Brief:
For the word "funktioneller", search the records and show each line in which it occurs.

Supplied data:
________________________
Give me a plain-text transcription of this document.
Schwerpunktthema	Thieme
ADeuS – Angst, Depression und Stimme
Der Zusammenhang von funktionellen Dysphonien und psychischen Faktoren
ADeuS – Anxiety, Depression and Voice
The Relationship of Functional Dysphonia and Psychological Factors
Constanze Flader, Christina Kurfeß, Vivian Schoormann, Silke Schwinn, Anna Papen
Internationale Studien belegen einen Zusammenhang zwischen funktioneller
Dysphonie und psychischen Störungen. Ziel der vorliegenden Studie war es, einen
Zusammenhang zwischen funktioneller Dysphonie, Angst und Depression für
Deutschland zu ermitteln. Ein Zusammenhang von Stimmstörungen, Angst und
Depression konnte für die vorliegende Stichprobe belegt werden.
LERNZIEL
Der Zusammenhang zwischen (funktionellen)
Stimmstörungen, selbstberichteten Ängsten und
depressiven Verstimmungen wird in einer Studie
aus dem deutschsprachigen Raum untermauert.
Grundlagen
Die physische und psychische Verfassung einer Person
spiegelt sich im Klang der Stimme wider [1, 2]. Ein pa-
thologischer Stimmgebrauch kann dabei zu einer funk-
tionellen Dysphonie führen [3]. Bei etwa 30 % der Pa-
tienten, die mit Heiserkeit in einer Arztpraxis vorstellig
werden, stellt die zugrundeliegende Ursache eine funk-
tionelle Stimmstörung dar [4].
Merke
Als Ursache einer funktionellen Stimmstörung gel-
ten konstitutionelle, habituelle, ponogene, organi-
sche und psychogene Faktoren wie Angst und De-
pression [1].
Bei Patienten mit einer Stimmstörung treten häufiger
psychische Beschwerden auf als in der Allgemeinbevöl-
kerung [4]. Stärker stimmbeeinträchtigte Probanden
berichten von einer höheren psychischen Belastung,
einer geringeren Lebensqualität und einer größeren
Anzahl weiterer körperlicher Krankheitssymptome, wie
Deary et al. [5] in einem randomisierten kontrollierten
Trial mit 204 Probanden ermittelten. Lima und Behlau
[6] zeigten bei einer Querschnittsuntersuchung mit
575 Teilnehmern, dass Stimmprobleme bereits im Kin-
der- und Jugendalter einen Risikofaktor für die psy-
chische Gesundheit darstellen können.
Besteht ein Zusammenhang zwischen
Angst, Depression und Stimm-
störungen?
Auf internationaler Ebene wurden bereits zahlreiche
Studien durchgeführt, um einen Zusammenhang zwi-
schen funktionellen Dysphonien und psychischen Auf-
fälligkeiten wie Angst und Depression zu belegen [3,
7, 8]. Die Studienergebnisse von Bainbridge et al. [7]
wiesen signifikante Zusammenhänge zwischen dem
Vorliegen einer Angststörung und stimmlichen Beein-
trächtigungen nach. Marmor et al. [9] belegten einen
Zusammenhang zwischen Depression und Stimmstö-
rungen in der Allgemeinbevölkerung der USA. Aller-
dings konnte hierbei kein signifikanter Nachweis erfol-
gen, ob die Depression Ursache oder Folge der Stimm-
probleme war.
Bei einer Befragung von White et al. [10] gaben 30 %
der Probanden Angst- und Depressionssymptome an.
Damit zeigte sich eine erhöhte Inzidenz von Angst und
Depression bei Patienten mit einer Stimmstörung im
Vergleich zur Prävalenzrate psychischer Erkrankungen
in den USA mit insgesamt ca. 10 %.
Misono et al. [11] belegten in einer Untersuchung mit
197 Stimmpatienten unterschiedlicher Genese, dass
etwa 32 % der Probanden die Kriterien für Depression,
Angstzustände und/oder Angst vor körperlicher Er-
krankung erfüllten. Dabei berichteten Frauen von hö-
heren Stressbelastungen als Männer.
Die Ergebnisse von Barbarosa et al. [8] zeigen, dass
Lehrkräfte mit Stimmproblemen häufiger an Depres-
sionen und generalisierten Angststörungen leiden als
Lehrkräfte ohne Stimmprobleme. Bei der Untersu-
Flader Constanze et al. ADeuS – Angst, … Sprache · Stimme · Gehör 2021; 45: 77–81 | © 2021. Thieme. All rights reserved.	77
________________________
Solution:
Internationale Studien belegen einen Zusammenhang zwischen funktioneller
Zusammenhang zwischen funktioneller Dysphonie, Angst und Depression für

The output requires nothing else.